» **YOUR OBJECTIVE**
Update the records below by replacing every "Ellipse shape" with "Circle shape" and leaving everything else unchanged. Leave the pictures out.

★ ★ ★

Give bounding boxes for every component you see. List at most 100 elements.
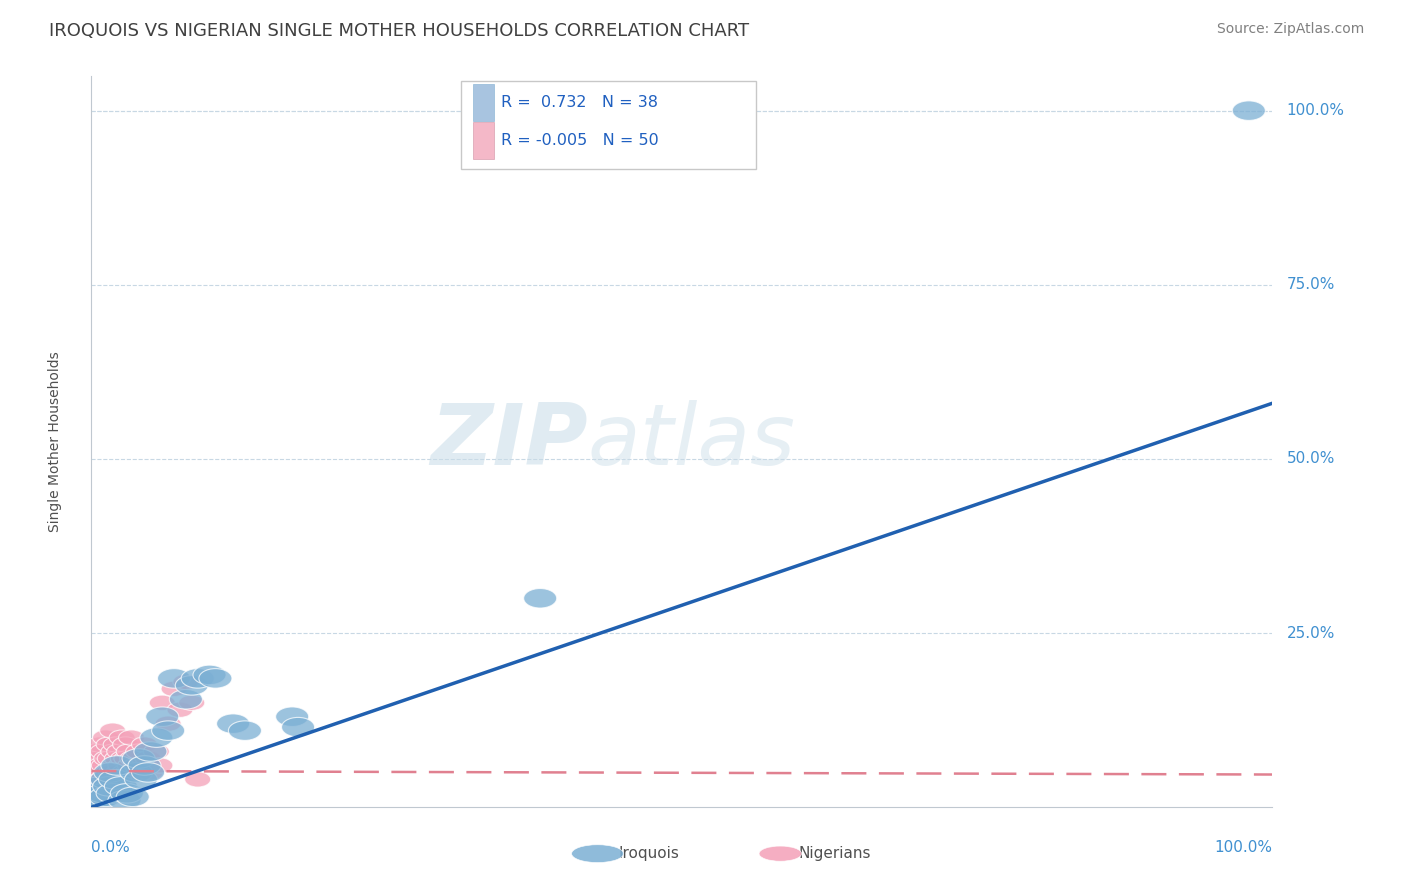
Ellipse shape <box>80 783 114 803</box>
Ellipse shape <box>93 730 118 745</box>
Ellipse shape <box>167 702 193 717</box>
Ellipse shape <box>90 770 124 789</box>
Ellipse shape <box>169 690 202 709</box>
Ellipse shape <box>124 758 149 773</box>
Text: 50.0%: 50.0% <box>1286 451 1334 467</box>
Ellipse shape <box>110 730 135 745</box>
Text: Nigerians: Nigerians <box>799 847 872 861</box>
Text: 100.0%: 100.0% <box>1286 103 1344 118</box>
Ellipse shape <box>134 742 167 761</box>
Ellipse shape <box>117 787 149 806</box>
Ellipse shape <box>146 707 179 726</box>
Ellipse shape <box>84 790 117 810</box>
Ellipse shape <box>87 783 120 803</box>
Ellipse shape <box>523 589 557 608</box>
Ellipse shape <box>112 737 139 752</box>
Ellipse shape <box>176 675 208 695</box>
Ellipse shape <box>198 669 232 688</box>
Text: IROQUOIS VS NIGERIAN SINGLE MOTHER HOUSEHOLDS CORRELATION CHART: IROQUOIS VS NIGERIAN SINGLE MOTHER HOUSE… <box>49 22 749 40</box>
Ellipse shape <box>120 751 146 766</box>
Text: 75.0%: 75.0% <box>1286 277 1334 293</box>
Text: Single Mother Households: Single Mother Households <box>48 351 62 532</box>
Ellipse shape <box>155 716 181 731</box>
Ellipse shape <box>193 665 226 685</box>
Ellipse shape <box>228 721 262 740</box>
Ellipse shape <box>98 764 125 780</box>
Ellipse shape <box>96 783 129 803</box>
Ellipse shape <box>128 758 155 773</box>
Text: R =  0.732   N = 38: R = 0.732 N = 38 <box>501 95 658 111</box>
Ellipse shape <box>103 737 129 752</box>
Ellipse shape <box>89 772 115 787</box>
Ellipse shape <box>125 770 157 789</box>
Ellipse shape <box>107 744 132 759</box>
Ellipse shape <box>93 777 125 797</box>
Ellipse shape <box>105 764 132 780</box>
Ellipse shape <box>179 695 205 710</box>
Ellipse shape <box>79 790 111 810</box>
Ellipse shape <box>94 763 127 782</box>
Ellipse shape <box>132 737 157 752</box>
Ellipse shape <box>108 790 141 810</box>
Ellipse shape <box>104 751 131 766</box>
Ellipse shape <box>111 764 138 780</box>
Ellipse shape <box>120 763 153 782</box>
Ellipse shape <box>118 730 145 745</box>
Ellipse shape <box>83 744 110 759</box>
Text: Iroquois: Iroquois <box>619 847 679 861</box>
Text: 0.0%: 0.0% <box>91 840 131 855</box>
Ellipse shape <box>101 744 127 759</box>
Ellipse shape <box>157 669 191 688</box>
Ellipse shape <box>86 751 111 766</box>
Text: atlas: atlas <box>588 400 796 483</box>
Ellipse shape <box>162 681 187 697</box>
Ellipse shape <box>83 777 117 797</box>
Ellipse shape <box>89 787 122 806</box>
Ellipse shape <box>138 764 163 780</box>
Ellipse shape <box>143 744 169 759</box>
Text: ZIP: ZIP <box>430 400 588 483</box>
Ellipse shape <box>84 764 110 780</box>
Text: 25.0%: 25.0% <box>1286 625 1334 640</box>
Text: Source: ZipAtlas.com: Source: ZipAtlas.com <box>1216 22 1364 37</box>
Ellipse shape <box>281 717 315 737</box>
Ellipse shape <box>101 756 134 775</box>
Ellipse shape <box>108 758 134 773</box>
Ellipse shape <box>87 737 112 752</box>
Ellipse shape <box>149 695 176 710</box>
Ellipse shape <box>128 756 162 775</box>
Ellipse shape <box>152 721 184 740</box>
Ellipse shape <box>98 770 132 789</box>
Ellipse shape <box>139 728 173 747</box>
Text: R = -0.005   N = 50: R = -0.005 N = 50 <box>501 133 659 148</box>
Ellipse shape <box>100 723 125 739</box>
Ellipse shape <box>104 777 138 797</box>
Ellipse shape <box>110 751 136 766</box>
Ellipse shape <box>110 783 143 803</box>
Ellipse shape <box>184 772 211 787</box>
Ellipse shape <box>82 772 108 787</box>
Ellipse shape <box>117 758 143 773</box>
Ellipse shape <box>94 751 120 766</box>
Ellipse shape <box>181 669 214 688</box>
Ellipse shape <box>122 748 155 768</box>
Ellipse shape <box>114 751 139 766</box>
Ellipse shape <box>135 751 162 766</box>
Ellipse shape <box>91 758 117 773</box>
Ellipse shape <box>90 744 117 759</box>
Ellipse shape <box>82 787 115 806</box>
Ellipse shape <box>173 674 198 690</box>
Ellipse shape <box>132 763 165 782</box>
Ellipse shape <box>103 758 128 773</box>
Ellipse shape <box>1232 101 1265 120</box>
Ellipse shape <box>87 758 114 773</box>
Ellipse shape <box>276 707 309 726</box>
Ellipse shape <box>97 751 124 766</box>
Ellipse shape <box>146 758 173 773</box>
Ellipse shape <box>125 744 152 759</box>
Ellipse shape <box>117 744 142 759</box>
Ellipse shape <box>121 764 146 780</box>
Ellipse shape <box>96 737 122 752</box>
Ellipse shape <box>96 764 121 780</box>
Ellipse shape <box>80 758 107 773</box>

★ ★ ★

» **SOLUTION TO THIS PROBLEM**
Give bounding boxes for every component you see. List at most 100 elements.
Circle shape <box>80 783 114 803</box>
Circle shape <box>93 730 118 745</box>
Circle shape <box>167 702 193 717</box>
Circle shape <box>90 770 124 789</box>
Circle shape <box>169 690 202 709</box>
Circle shape <box>124 758 149 773</box>
Text: 50.0%: 50.0% <box>1286 451 1334 467</box>
Circle shape <box>110 730 135 745</box>
Text: Nigerians: Nigerians <box>799 847 872 861</box>
Text: 100.0%: 100.0% <box>1286 103 1344 118</box>
Circle shape <box>134 742 167 761</box>
Circle shape <box>117 787 149 806</box>
Circle shape <box>146 707 179 726</box>
Circle shape <box>84 790 117 810</box>
Circle shape <box>87 783 120 803</box>
Circle shape <box>523 589 557 608</box>
Circle shape <box>112 737 139 752</box>
Circle shape <box>176 675 208 695</box>
Circle shape <box>198 669 232 688</box>
Text: IROQUOIS VS NIGERIAN SINGLE MOTHER HOUSEHOLDS CORRELATION CHART: IROQUOIS VS NIGERIAN SINGLE MOTHER HOUSE… <box>49 22 749 40</box>
Circle shape <box>120 751 146 766</box>
Text: 75.0%: 75.0% <box>1286 277 1334 293</box>
Text: Single Mother Households: Single Mother Households <box>48 351 62 532</box>
Circle shape <box>155 716 181 731</box>
Circle shape <box>193 665 226 685</box>
Circle shape <box>228 721 262 740</box>
Circle shape <box>98 764 125 780</box>
Circle shape <box>96 783 129 803</box>
Circle shape <box>128 758 155 773</box>
Text: R =  0.732   N = 38: R = 0.732 N = 38 <box>501 95 658 111</box>
Circle shape <box>103 737 129 752</box>
Circle shape <box>89 772 115 787</box>
Circle shape <box>125 770 157 789</box>
Circle shape <box>107 744 132 759</box>
Circle shape <box>93 777 125 797</box>
Circle shape <box>105 764 132 780</box>
Circle shape <box>179 695 205 710</box>
Circle shape <box>79 790 111 810</box>
Circle shape <box>94 763 127 782</box>
Circle shape <box>132 737 157 752</box>
Circle shape <box>108 790 141 810</box>
Circle shape <box>104 751 131 766</box>
Circle shape <box>111 764 138 780</box>
Circle shape <box>120 763 153 782</box>
Circle shape <box>118 730 145 745</box>
Circle shape <box>83 744 110 759</box>
Text: Iroquois: Iroquois <box>619 847 679 861</box>
Text: 0.0%: 0.0% <box>91 840 131 855</box>
Circle shape <box>101 744 127 759</box>
Circle shape <box>157 669 191 688</box>
Circle shape <box>86 751 111 766</box>
Text: atlas: atlas <box>588 400 796 483</box>
Circle shape <box>162 681 187 697</box>
Circle shape <box>83 777 117 797</box>
Circle shape <box>89 787 122 806</box>
Circle shape <box>138 764 163 780</box>
Circle shape <box>143 744 169 759</box>
Text: ZIP: ZIP <box>430 400 588 483</box>
Circle shape <box>84 764 110 780</box>
Text: 25.0%: 25.0% <box>1286 625 1334 640</box>
Text: Source: ZipAtlas.com: Source: ZipAtlas.com <box>1216 22 1364 37</box>
Circle shape <box>281 717 315 737</box>
Circle shape <box>101 756 134 775</box>
Circle shape <box>108 758 134 773</box>
Circle shape <box>87 737 112 752</box>
Circle shape <box>149 695 176 710</box>
Circle shape <box>128 756 162 775</box>
Circle shape <box>152 721 184 740</box>
Circle shape <box>98 770 132 789</box>
Circle shape <box>139 728 173 747</box>
Text: R = -0.005   N = 50: R = -0.005 N = 50 <box>501 133 659 148</box>
Circle shape <box>100 723 125 739</box>
Circle shape <box>104 777 138 797</box>
Circle shape <box>110 751 136 766</box>
Circle shape <box>110 783 143 803</box>
Circle shape <box>184 772 211 787</box>
Circle shape <box>82 772 108 787</box>
Circle shape <box>117 758 143 773</box>
Circle shape <box>94 751 120 766</box>
Circle shape <box>181 669 214 688</box>
Circle shape <box>122 748 155 768</box>
Circle shape <box>114 751 139 766</box>
Circle shape <box>135 751 162 766</box>
Circle shape <box>91 758 117 773</box>
Circle shape <box>90 744 117 759</box>
Circle shape <box>82 787 115 806</box>
Circle shape <box>173 674 198 690</box>
Circle shape <box>132 763 165 782</box>
Circle shape <box>103 758 128 773</box>
Circle shape <box>1232 101 1265 120</box>
Circle shape <box>87 758 114 773</box>
Circle shape <box>276 707 309 726</box>
Circle shape <box>97 751 124 766</box>
Circle shape <box>146 758 173 773</box>
Circle shape <box>125 744 152 759</box>
Circle shape <box>117 744 142 759</box>
Circle shape <box>121 764 146 780</box>
Circle shape <box>96 737 122 752</box>
Circle shape <box>96 764 121 780</box>
Circle shape <box>80 758 107 773</box>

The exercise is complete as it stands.